** BEGIN **

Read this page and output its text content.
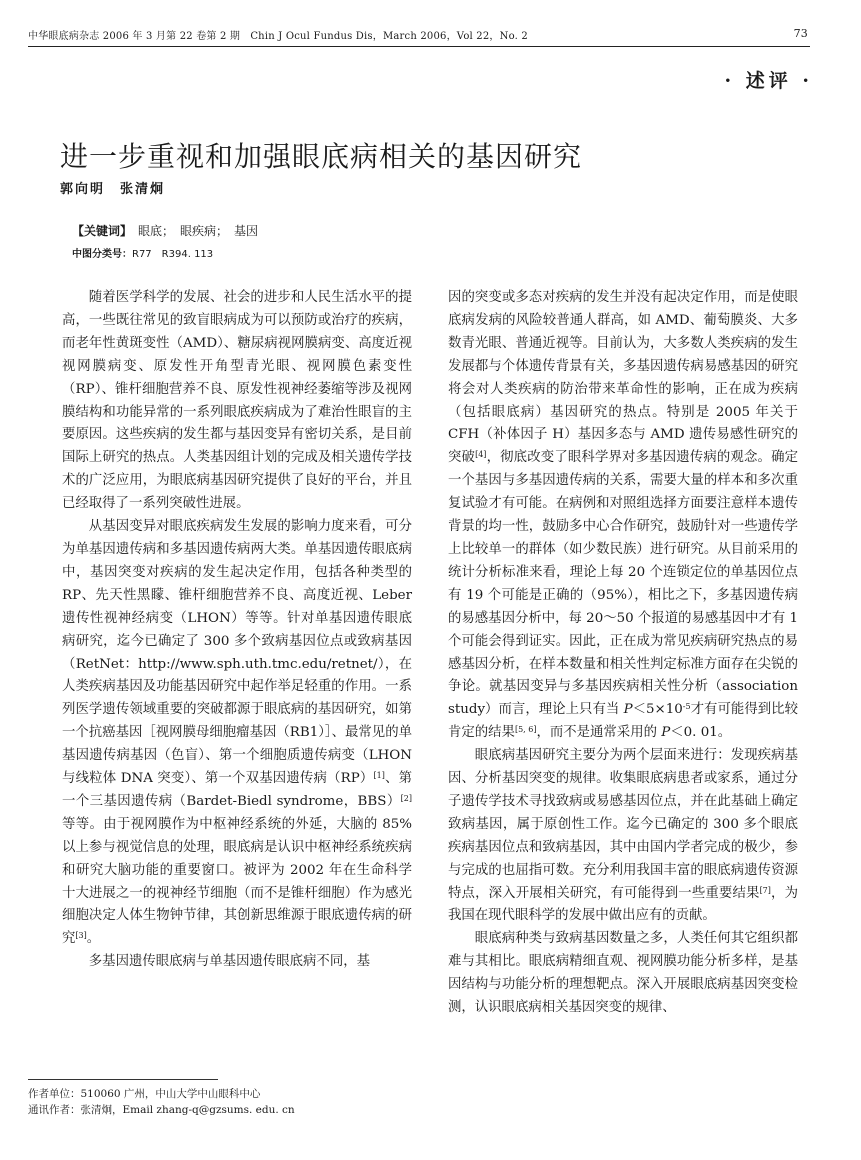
中华眼底病杂志 2006 年 3 月第 22 卷第 2 期　Chin J Ocul Fundus Dis，March 2006，Vol 22，No. 2	73
· 述评 ·
进一步重视和加强眼底病相关的基因研究
郭向明　张清炯
【关键词】 眼底；　眼疾病；　基因
中图分类号：R77　R394. 113

随着医学科学的发展、社会的进步和人民生活水平的提高，一些既往常见的致盲眼病成为可以预防或治疗的疾病，而老年性黄斑变性（AMD）、糖尿病视网膜病变、高度近视视网膜病变、原发性开角型青光眼、视网膜色素变性（RP）、锥杆细胞营养不良、原发性视神经萎缩等涉及视网膜结构和功能异常的一系列眼底疾病成为了难治性眼盲的主要原因。这些疾病的发生都与基因变异有密切关系，是目前国际上研究的热点。人类基因组计划的完成及相关遗传学技术的广泛应用，为眼底病基因研究提供了良好的平台，并且已经取得了一系列突破性进展。

从基因变异对眼底疾病发生发展的影响力度来看，可分为单基因遗传病和多基因遗传病两大类。单基因遗传眼底病中，基因突变对疾病的发生起决定作用，包括各种类型的 RP、先天性黑矇、锥杆细胞营养不良、高度近视、Leber 遗传性视神经病变（LHON）等等。针对单基因遗传眼底病研究，迄今已确定了 300 多个致病基因位点或致病基因（RetNet：http://www.sph.uth.tmc.edu/retnet/），在人类疾病基因及功能基因研究中起作举足轻重的作用。一系列医学遗传领域重要的突破都源于眼底病的基因研究，如第一个抗癌基因［视网膜母细胞瘤基因（RB1）］、最常见的单基因遗传病基因（色盲）、第一个细胞质遗传病变（LHON 与线粒体 DNA 突变）、第一个双基因遗传病（RP）[1]、第一个三基因遗传病（Bardet-Biedl syndrome，BBS）[2]等等。由于视网膜作为中枢神经系统的外延，大脑的 85% 以上参与视觉信息的处理，眼底病是认识中枢神经系统疾病和研究大脑功能的重要窗口。被评为 2002 年在生命科学十大进展之一的视神经节细胞（而不是锥杆细胞）作为感光细胞决定人体生物钟节律，其创新思维源于眼底遗传病的研究[3]。

多基因遗传眼底病与单基因遗传眼底病不同，基

因的突变或多态对疾病的发生并没有起决定作用，而是使眼底病发病的风险较普通人群高，如 AMD、葡萄膜炎、大多数青光眼、普通近视等。目前认为，大多数人类疾病的发生发展都与个体遗传背景有关，多基因遗传病易感基因的研究将会对人类疾病的防治带来革命性的影响，正在成为疾病（包括眼底病）基因研究的热点。特别是 2005 年关于 CFH（补体因子 H）基因多态与 AMD 遗传易感性研究的突破[4]，彻底改变了眼科学界对多基因遗传病的观念。确定一个基因与多基因遗传病的关系，需要大量的样本和多次重复试验才有可能。在病例和对照组选择方面要注意样本遗传背景的均一性，鼓励多中心合作研究，鼓励针对一些遗传学上比较单一的群体（如少数民族）进行研究。从目前采用的统计分析标准来看，理论上每 20 个连锁定位的单基因位点有 19 个可能是正确的（95%），相比之下，多基因遗传病的易感基因分析中，每 20～50 个报道的易感基因中才有 1 个可能会得到证实。因此，正在成为常见疾病研究热点的易感基因分析，在样本数量和相关性判定标准方面存在尖锐的争论。就基因变异与多基因疾病相关性分析（association study）而言，理论上只有当 $P<5\times 10^{-5}$才有可能得到比较肯定的结果[5, 6]，而不是通常采用的 P＜0. 01。

眼底病基因研究主要分为两个层面来进行：发现疾病基因、分析基因突变的规律。收集眼底病患者或家系，通过分子遗传学技术寻找致病或易感基因位点，并在此基础上确定致病基因，属于原创性工作。迄今已确定的 300 多个眼底疾病基因位点和致病基因，其中由国内学者完成的极少，参与完成的也屈指可数。充分利用我国丰富的眼底病遗传资源特点，深入开展相关研究，有可能得到一些重要结果[7]，为我国在现代眼科学的发展中做出应有的贡献。

眼底病种类与致病基因数量之多，人类任何其它组织都难与其相比。眼底病精细直观、视网膜功能分析多样，是基因结构与功能分析的理想靶点。深入开展眼底病基因突变检测，认识眼底病相关基因突变的规律、

作者单位：510060 广州，中山大学中山眼科中心
通讯作者：张清炯，Email zhang-q@gzsums. edu. cn
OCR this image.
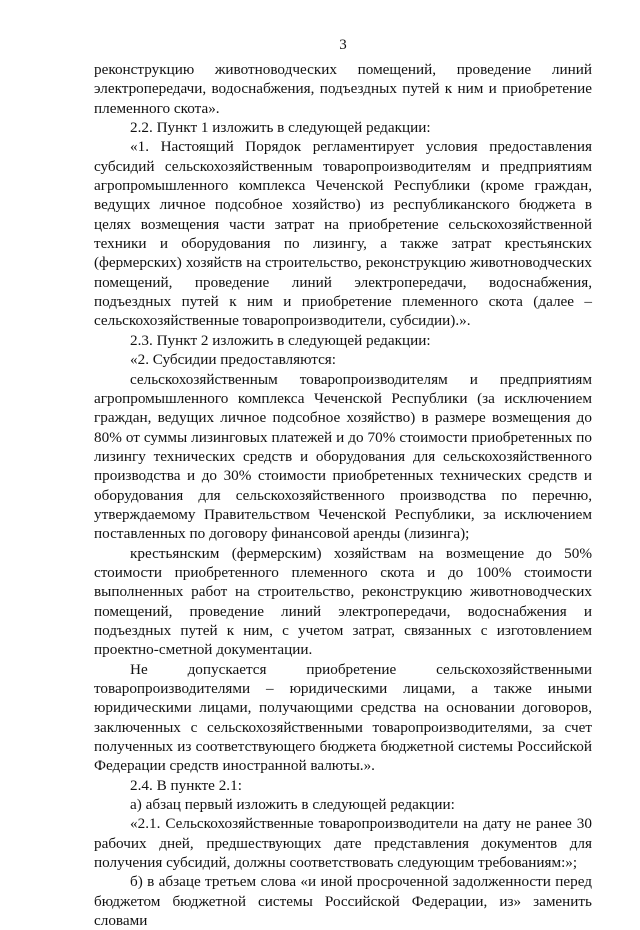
3

реконструкцию животноводческих помещений, проведение линий электропередачи, водоснабжения, подъездных путей к ним и приобретение племенного скота».

2.2. Пункт 1 изложить в следующей редакции:

«1. Настоящий Порядок регламентирует условия предоставления субсидий сельскохозяйственным товаропроизводителям и предприятиям агропромышленного комплекса Чеченской Республики (кроме граждан, ведущих личное подсобное хозяйство) из республиканского бюджета в целях возмещения части затрат на приобретение сельскохозяйственной техники и оборудования по лизингу, а также затрат крестьянских (фермерских) хозяйств на строительство, реконструкцию животноводческих помещений, проведение линий электропередачи, водоснабжения, подъездных путей к ним и приобретение племенного скота (далее – сельскохозяйственные товаропроизводители, субсидии).».

2.3. Пункт 2 изложить в следующей редакции:

«2. Субсидии предоставляются:

сельскохозяйственным товаропроизводителям и предприятиям агропромышленного комплекса Чеченской Республики (за исключением граждан, ведущих личное подсобное хозяйство) в размере возмещения до 80% от суммы лизинговых платежей и до 70% стоимости приобретенных по лизингу технических средств и оборудования для сельскохозяйственного производства и до 30% стоимости приобретенных технических средств и оборудования для сельскохозяйственного производства по перечню, утверждаемому Правительством Чеченской Республики, за исключением поставленных по договору финансовой аренды (лизинга);

крестьянским (фермерским) хозяйствам на возмещение до 50% стоимости приобретенного племенного скота и до 100% стоимости выполненных работ на строительство, реконструкцию животноводческих помещений, проведение линий электропередачи, водоснабжения и подъездных путей к ним, с учетом затрат, связанных с изготовлением проектно-сметной документации.

Не допускается приобретение сельскохозяйственными товаропроизводителями – юридическими лицами, а также иными юридическими лицами, получающими средства на основании договоров, заключенных с сельскохозяйственными товаропроизводителями, за счет полученных из соответствующего бюджета бюджетной системы Российской Федерации средств иностранной валюты.».

2.4. В пункте 2.1:

а) абзац первый изложить в следующей редакции:

«2.1. Сельскохозяйственные товаропроизводители на дату не ранее 30 рабочих дней, предшествующих дате представления документов для получения субсидий, должны соответствовать следующим требованиям:»;

б) в абзаце третьем слова «и иной просроченной задолженности перед бюджетом бюджетной системы Российской Федерации, из» заменить словами
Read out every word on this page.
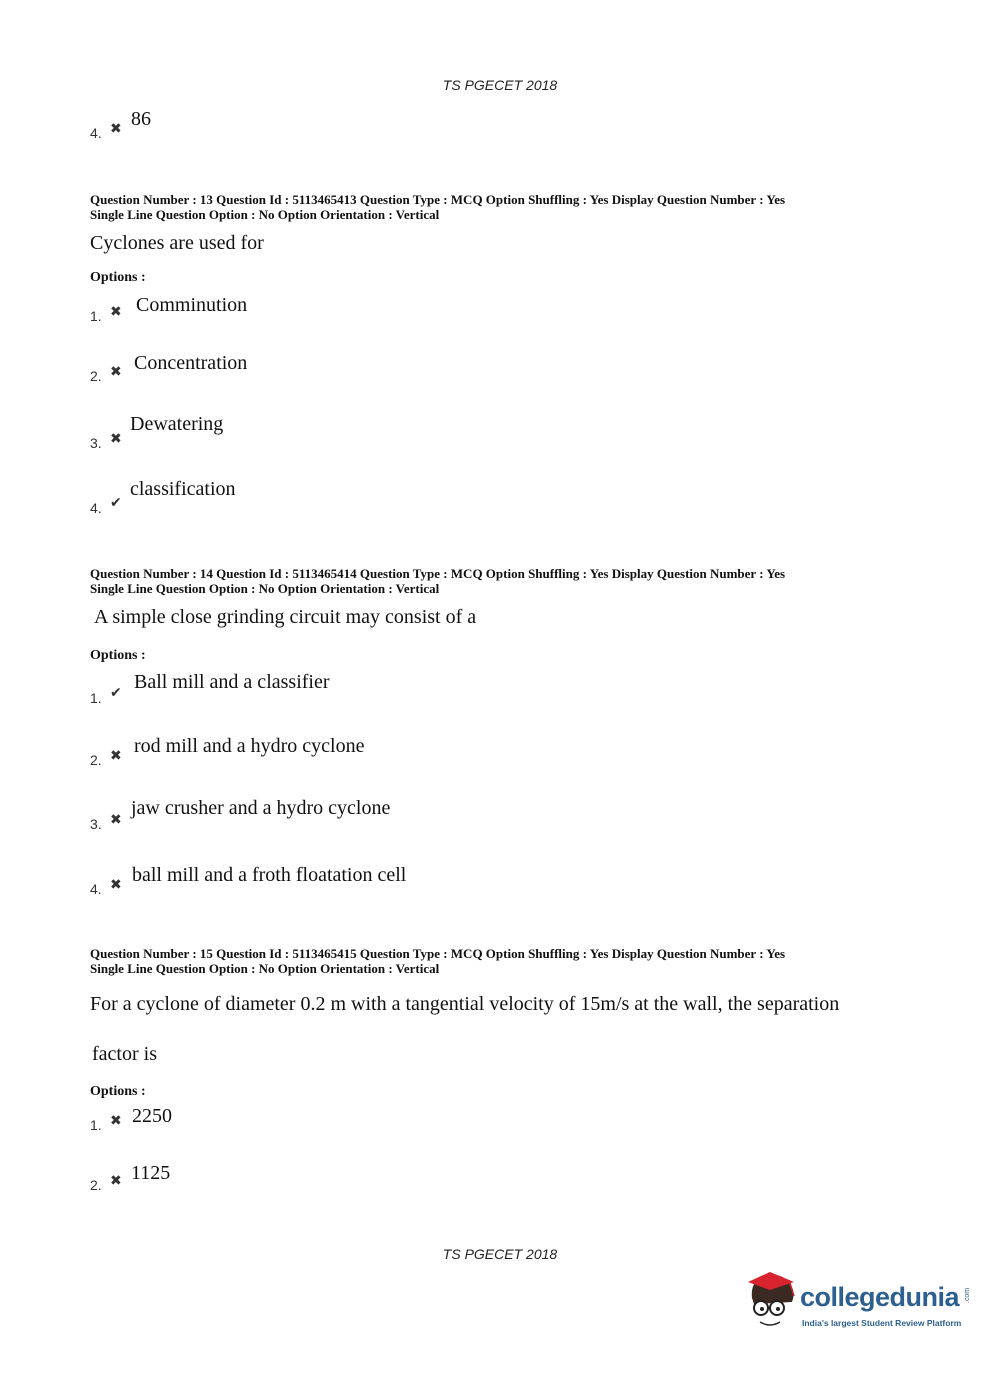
TS PGECET 2018
4. ✖ 86
Question Number : 13 Question Id : 5113465413 Question Type : MCQ Option Shuffling : Yes Display Question Number : Yes
Single Line Question Option : No Option Orientation : Vertical
Cyclones are used for
Options :
1. ✖ Comminution
2. ✖ Concentration
3. ✖
Dewatering
4. ✔
classification
Question Number : 14 Question Id : 5113465414 Question Type : MCQ Option Shuffling : Yes Display Question Number : Yes
Single Line Question Option : No Option Orientation : Vertical
A simple close grinding circuit may consist of a
Options :
1. ✔ Ball mill and a classifier
2. ✖ rod mill and a hydro cyclone
3. ✖
jaw crusher and a hydro cyclone
4. ✖ ball mill and a froth floatation cell
Question Number : 15 Question Id : 5113465415 Question Type : MCQ Option Shuffling : Yes Display Question Number : Yes
Single Line Question Option : No Option Orientation : Vertical
For a cyclone of diameter 0.2 m with a tangential velocity of 15m/s at the wall, the separation
factor is
Options :
1. ✖ 2250
2. ✖ 1125
TS PGECET 2018
collegedunia .com
India's largest Student Review Platform
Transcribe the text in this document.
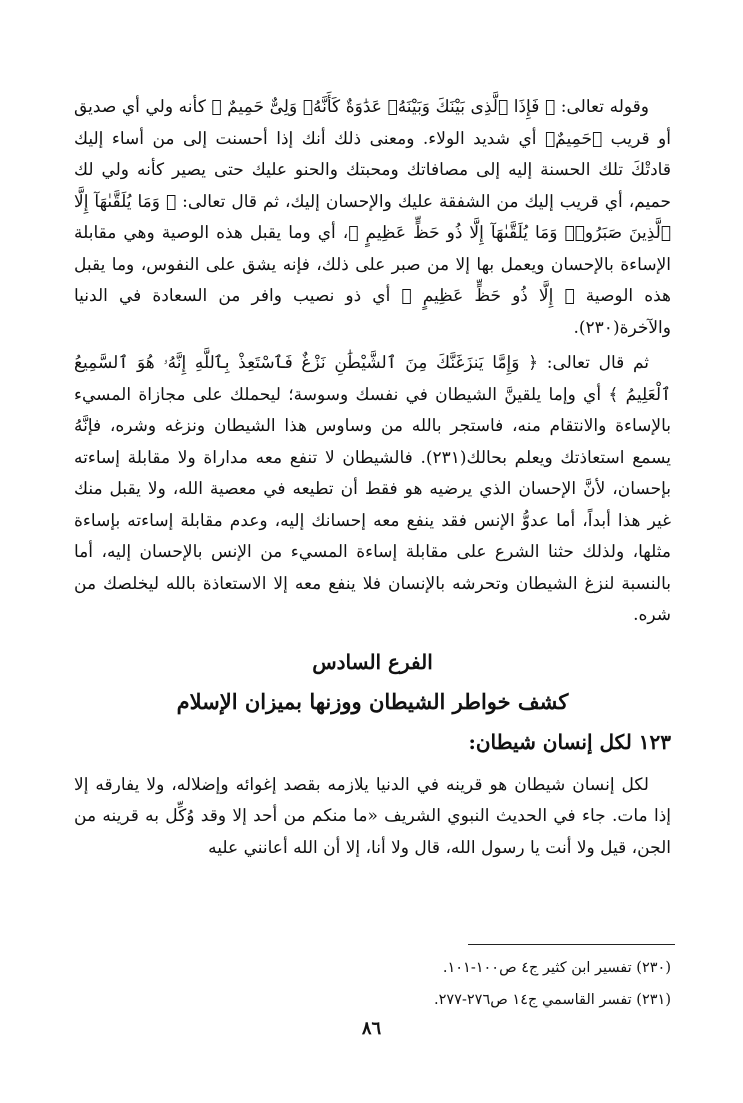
وقوله تعالى: ﴿ فَإِذَا ٱلَّذِى بَيْنَكَ وَبَيْنَهُۥ عَدَٰوَةٌ كَأَنَّهُۥ وَلِىٌّ حَمِيمٌ ﴾ كأنه ولي أي صديق أو قريب ﴿حَمِيمٌ﴾ أي شديد الولاء. ومعنى ذلك أنك إذا أحسنت إلى من أساء إليك قادتْكَ تلك الحسنة إليه إلى مصافاتك ومحبتك والحنو عليك حتى يصير كأنه ولي لك حميم، أي قريب إليك من الشفقة عليك والإحسان إليك، ثم قال تعالى: ﴿ وَمَا يُلَقَّىٰهَآ إِلَّا ٱلَّذِينَ صَبَرُوا۟ وَمَا يُلَقَّىٰهَآ إِلَّا ذُو حَظٍّ عَظِيمٍ ﴾، أي وما يقبل هذه الوصية وهي مقابلة الإساءة بالإحسان ويعمل بها إلا من صبر على ذلك، فإنه يشق على النفوس، وما يقبل هذه الوصية ﴿ إِلَّا ذُو حَظٍّ عَظِيمٍ ﴾ أي ذو نصيب وافر من السعادة في الدنيا والآخرة(٢٣٠).

ثم قال تعالى: ﴿ وَإِمَّا يَنزَغَنَّكَ مِنَ ٱلشَّيْطَٰنِ نَزْغٌ فَٱسْتَعِذْ بِٱللَّهِ إِنَّهُۥ هُوَ ٱلسَّمِيعُ ٱلْعَلِيمُ ﴾ أي وإما يلقينَّ الشيطان في نفسك وسوسة؛ ليحملك على مجازاة المسيء بالإساءة والانتقام منه، فاستجر بالله من وساوس هذا الشيطان ونزغه وشره، فإنَّهُ يسمع استعاذتك ويعلم بحالك(٢٣١). فالشيطان لا تنفع معه مداراة ولا مقابلة إساءته بإحسان، لأنَّ الإحسان الذي يرضيه هو فقط أن تطيعه في معصية الله، ولا يقبل منك غير هذا أبداً، أما عدوُّ الإنس فقد ينفع معه إحسانك إليه، وعدم مقابلة إساءته بإساءة مثلها، ولذلك حثنا الشرع على مقابلة إساءة المسيء من الإنس بالإحسان إليه، أما بالنسبة لنزغ الشيطان وتحرشه بالإنسان فلا ينفع معه إلا الاستعاذة بالله ليخلصك من شره.

الفرع السادس
كشف خواطر الشيطان ووزنها بميزان الإسلام
١٢٣ لكل إنسان شيطان:

لكل إنسان شيطان هو قرينه في الدنيا يلازمه بقصد إغوائه وإضلاله، ولا يفارقه إلا إذا مات. جاء في الحديث النبوي الشريف «ما منكم من أحد إلا وقد وُكِّل به قرينه من الجن، قيل ولا أنت يا رسول الله، قال ولا أنا، إلا أن الله أعانني عليه

(٢٣٠) تفسير ابن كثير ج٤ ص١٠٠-١٠١.

(٢٣١) تفسر القاسمي ج١٤ ص٢٧٦-٢٧٧.

٨٦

** END **

**What is required:** Look for the word "Read" and return every line where it occurs.

**The response:**
Read this page and output its text content.
Read out every word on this page.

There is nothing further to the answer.